*WHAT IS NEEDED*
Repeat the records below exactly.
========
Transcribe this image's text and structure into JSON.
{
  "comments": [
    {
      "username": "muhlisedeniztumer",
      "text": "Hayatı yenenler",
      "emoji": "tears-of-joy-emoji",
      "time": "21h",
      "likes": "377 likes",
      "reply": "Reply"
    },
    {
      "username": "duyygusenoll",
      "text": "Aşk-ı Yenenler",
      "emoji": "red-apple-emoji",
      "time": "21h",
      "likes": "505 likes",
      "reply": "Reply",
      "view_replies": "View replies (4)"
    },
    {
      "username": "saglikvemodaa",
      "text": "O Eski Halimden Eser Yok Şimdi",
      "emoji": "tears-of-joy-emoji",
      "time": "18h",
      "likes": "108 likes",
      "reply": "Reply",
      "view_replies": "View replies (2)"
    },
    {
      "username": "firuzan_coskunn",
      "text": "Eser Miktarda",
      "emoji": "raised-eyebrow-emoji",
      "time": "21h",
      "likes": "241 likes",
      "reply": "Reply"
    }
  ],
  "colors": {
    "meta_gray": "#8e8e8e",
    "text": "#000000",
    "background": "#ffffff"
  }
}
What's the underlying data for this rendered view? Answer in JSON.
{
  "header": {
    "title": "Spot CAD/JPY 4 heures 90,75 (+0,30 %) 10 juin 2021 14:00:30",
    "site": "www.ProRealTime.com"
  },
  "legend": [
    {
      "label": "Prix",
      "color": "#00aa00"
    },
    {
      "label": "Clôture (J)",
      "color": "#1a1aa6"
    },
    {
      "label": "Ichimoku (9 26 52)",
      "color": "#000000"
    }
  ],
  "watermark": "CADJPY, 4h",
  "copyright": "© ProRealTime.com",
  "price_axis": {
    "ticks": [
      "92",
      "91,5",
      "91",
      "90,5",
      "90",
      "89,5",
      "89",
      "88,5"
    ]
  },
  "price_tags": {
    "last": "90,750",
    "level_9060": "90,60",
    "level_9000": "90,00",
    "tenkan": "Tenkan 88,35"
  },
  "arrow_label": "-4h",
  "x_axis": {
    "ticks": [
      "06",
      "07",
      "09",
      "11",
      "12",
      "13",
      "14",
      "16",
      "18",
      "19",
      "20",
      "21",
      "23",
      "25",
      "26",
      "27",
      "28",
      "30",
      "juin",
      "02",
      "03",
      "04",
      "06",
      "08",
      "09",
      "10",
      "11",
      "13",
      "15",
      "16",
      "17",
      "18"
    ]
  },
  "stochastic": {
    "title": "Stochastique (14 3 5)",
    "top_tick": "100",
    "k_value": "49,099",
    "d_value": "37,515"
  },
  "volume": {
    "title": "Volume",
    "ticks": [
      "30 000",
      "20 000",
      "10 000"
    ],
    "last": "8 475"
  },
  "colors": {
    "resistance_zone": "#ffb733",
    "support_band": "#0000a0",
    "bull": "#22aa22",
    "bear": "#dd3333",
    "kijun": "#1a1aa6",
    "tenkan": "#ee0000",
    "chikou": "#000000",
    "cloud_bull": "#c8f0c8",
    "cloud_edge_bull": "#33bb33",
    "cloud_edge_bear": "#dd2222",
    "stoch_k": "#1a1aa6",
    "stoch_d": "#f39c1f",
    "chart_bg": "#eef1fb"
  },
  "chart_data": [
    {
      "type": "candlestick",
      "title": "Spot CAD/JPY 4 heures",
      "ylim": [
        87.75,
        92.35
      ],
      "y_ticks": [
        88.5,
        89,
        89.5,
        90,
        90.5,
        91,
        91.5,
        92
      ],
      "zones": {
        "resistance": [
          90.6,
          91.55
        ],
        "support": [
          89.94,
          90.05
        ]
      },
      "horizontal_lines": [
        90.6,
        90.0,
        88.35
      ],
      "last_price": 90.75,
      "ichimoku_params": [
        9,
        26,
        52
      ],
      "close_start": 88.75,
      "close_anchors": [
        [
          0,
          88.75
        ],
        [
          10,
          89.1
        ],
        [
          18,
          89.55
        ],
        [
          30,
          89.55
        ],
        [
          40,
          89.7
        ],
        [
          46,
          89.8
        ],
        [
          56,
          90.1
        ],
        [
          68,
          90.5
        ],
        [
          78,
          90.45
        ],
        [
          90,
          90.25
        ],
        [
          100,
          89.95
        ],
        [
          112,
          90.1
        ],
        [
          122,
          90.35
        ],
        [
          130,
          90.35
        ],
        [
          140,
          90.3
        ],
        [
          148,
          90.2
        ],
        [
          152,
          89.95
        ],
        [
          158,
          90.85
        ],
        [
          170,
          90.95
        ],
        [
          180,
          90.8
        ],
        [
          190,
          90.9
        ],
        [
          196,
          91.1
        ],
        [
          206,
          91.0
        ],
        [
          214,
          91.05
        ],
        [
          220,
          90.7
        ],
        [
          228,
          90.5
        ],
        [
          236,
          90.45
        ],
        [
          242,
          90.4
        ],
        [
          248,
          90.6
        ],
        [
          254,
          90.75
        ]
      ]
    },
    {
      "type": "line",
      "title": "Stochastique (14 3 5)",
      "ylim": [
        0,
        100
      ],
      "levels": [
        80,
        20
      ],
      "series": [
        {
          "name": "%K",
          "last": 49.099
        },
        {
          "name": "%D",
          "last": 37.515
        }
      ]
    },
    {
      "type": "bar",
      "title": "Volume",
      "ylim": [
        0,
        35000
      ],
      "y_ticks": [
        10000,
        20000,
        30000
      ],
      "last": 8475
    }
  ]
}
========
*OUTPUT BELOW*
Transcribe this image's text and structure into JSON.
{
  "comments": [
    {
      "username": "muhlisedeniztumer",
      "text": "Hayatı yenenler",
      "emoji": "tears-of-joy-emoji",
      "time": "21h",
      "likes": "377 likes",
      "reply": "Reply"
    },
    {
      "username": "duyygusenoll",
      "text": "Aşk-ı Yenenler",
      "emoji": "red-apple-emoji",
      "time": "21h",
      "likes": "505 likes",
      "reply": "Reply",
      "view_replies": "View replies (4)"
    },
    {
      "username": "saglikvemodaa",
      "text": "O Eski Halimden Eser Yok Şimdi",
      "emoji": "tears-of-joy-emoji",
      "time": "18h",
      "likes": "108 likes",
      "reply": "Reply",
      "view_replies": "View replies (2)"
    },
    {
      "username": "firuzan_coskunn",
      "text": "Eser Miktarda",
      "emoji": "raised-eyebrow-emoji",
      "time": "21h",
      "likes": "241 likes",
      "reply": "Reply"
    }
  ],
  "colors": {
    "meta_gray": "#8e8e8e",
    "text": "#000000",
    "background": "#ffffff"
  }
}
What's the underlying data for this rendered view? Answer in JSON.
{
  "header": {
    "title": "Spot CAD/JPY 4 heures 90,75 (+0,30 %) 10 juin 2021 14:00:30",
    "site": "www.ProRealTime.com"
  },
  "legend": [
    {
      "label": "Prix",
      "color": "#00aa00"
    },
    {
      "label": "Clôture (J)",
      "color": "#1a1aa6"
    },
    {
      "label": "Ichimoku (9 26 52)",
      "color": "#000000"
    }
  ],
  "watermark": "CADJPY, 4h",
  "copyright": "© ProRealTime.com",
  "price_axis": {
    "ticks": [
      "92",
      "91,5",
      "91",
      "90,5",
      "90",
      "89,5",
      "89",
      "88,5"
    ]
  },
  "price_tags": {
    "last": "90,750",
    "level_9060": "90,60",
    "level_9000": "90,00",
    "tenkan": "Tenkan 88,35"
  },
  "arrow_label": "-4h",
  "x_axis": {
    "ticks": [
      "06",
      "07",
      "09",
      "11",
      "12",
      "13",
      "14",
      "16",
      "18",
      "19",
      "20",
      "21",
      "23",
      "25",
      "26",
      "27",
      "28",
      "30",
      "juin",
      "02",
      "03",
      "04",
      "06",
      "08",
      "09",
      "10",
      "11",
      "13",
      "15",
      "16",
      "17",
      "18"
    ]
  },
  "stochastic": {
    "title": "Stochastique (14 3 5)",
    "top_tick": "100",
    "k_value": "49,099",
    "d_value": "37,515"
  },
  "volume": {
    "title": "Volume",
    "ticks": [
      "30 000",
      "20 000",
      "10 000"
    ],
    "last": "8 475"
  },
  "colors": {
    "resistance_zone": "#ffb733",
    "support_band": "#0000a0",
    "bull": "#22aa22",
    "bear": "#dd3333",
    "kijun": "#1a1aa6",
    "tenkan": "#ee0000",
    "chikou": "#000000",
    "cloud_bull": "#c8f0c8",
    "cloud_edge_bull": "#33bb33",
    "cloud_edge_bear": "#dd2222",
    "stoch_k": "#1a1aa6",
    "stoch_d": "#f39c1f",
    "chart_bg": "#eef1fb"
  },
  "chart_data": [
    {
      "type": "candlestick",
      "title": "Spot CAD/JPY 4 heures",
      "ylim": [
        87.75,
        92.35
      ],
      "y_ticks": [
        88.5,
        89,
        89.5,
        90,
        90.5,
        91,
        91.5,
        92
      ],
      "zones": {
        "resistance": [
          90.6,
          91.55
        ],
        "support": [
          89.94,
          90.05
        ]
      },
      "horizontal_lines": [
        90.6,
        90.0,
        88.35
      ],
      "last_price": 90.75,
      "ichimoku_params": [
        9,
        26,
        52
      ],
      "close_start": 88.75,
      "close_anchors": [
        [
          0,
          88.75
        ],
        [
          10,
          89.1
        ],
        [
          18,
          89.55
        ],
        [
          30,
          89.55
        ],
        [
          40,
          89.7
        ],
        [
          46,
          89.8
        ],
        [
          56,
          90.1
        ],
        [
          68,
          90.5
        ],
        [
          78,
          90.45
        ],
        [
          90,
          90.25
        ],
        [
          100,
          89.95
        ],
        [
          112,
          90.1
        ],
        [
          122,
          90.35
        ],
        [
          130,
          90.35
        ],
        [
          140,
          90.3
        ],
        [
          148,
          90.2
        ],
        [
          152,
          89.95
        ],
        [
          158,
          90.85
        ],
        [
          170,
          90.95
        ],
        [
          180,
          90.8
        ],
        [
          190,
          90.9
        ],
        [
          196,
          91.1
        ],
        [
          206,
          91.0
        ],
        [
          214,
          91.05
        ],
        [
          220,
          90.7
        ],
        [
          228,
          90.5
        ],
        [
          236,
          90.45
        ],
        [
          242,
          90.4
        ],
        [
          248,
          90.6
        ],
        [
          254,
          90.75
        ]
      ]
    },
    {
      "type": "line",
      "title": "Stochastique (14 3 5)",
      "ylim": [
        0,
        100
      ],
      "levels": [
        80,
        20
      ],
      "series": [
        {
          "name": "%K",
          "last": 49.099
        },
        {
          "name": "%D",
          "last": 37.515
        }
      ]
    },
    {
      "type": "bar",
      "title": "Volume",
      "ylim": [
        0,
        35000
      ],
      "y_ticks": [
        10000,
        20000,
        30000
      ],
      "last": 8475
    }
  ]
}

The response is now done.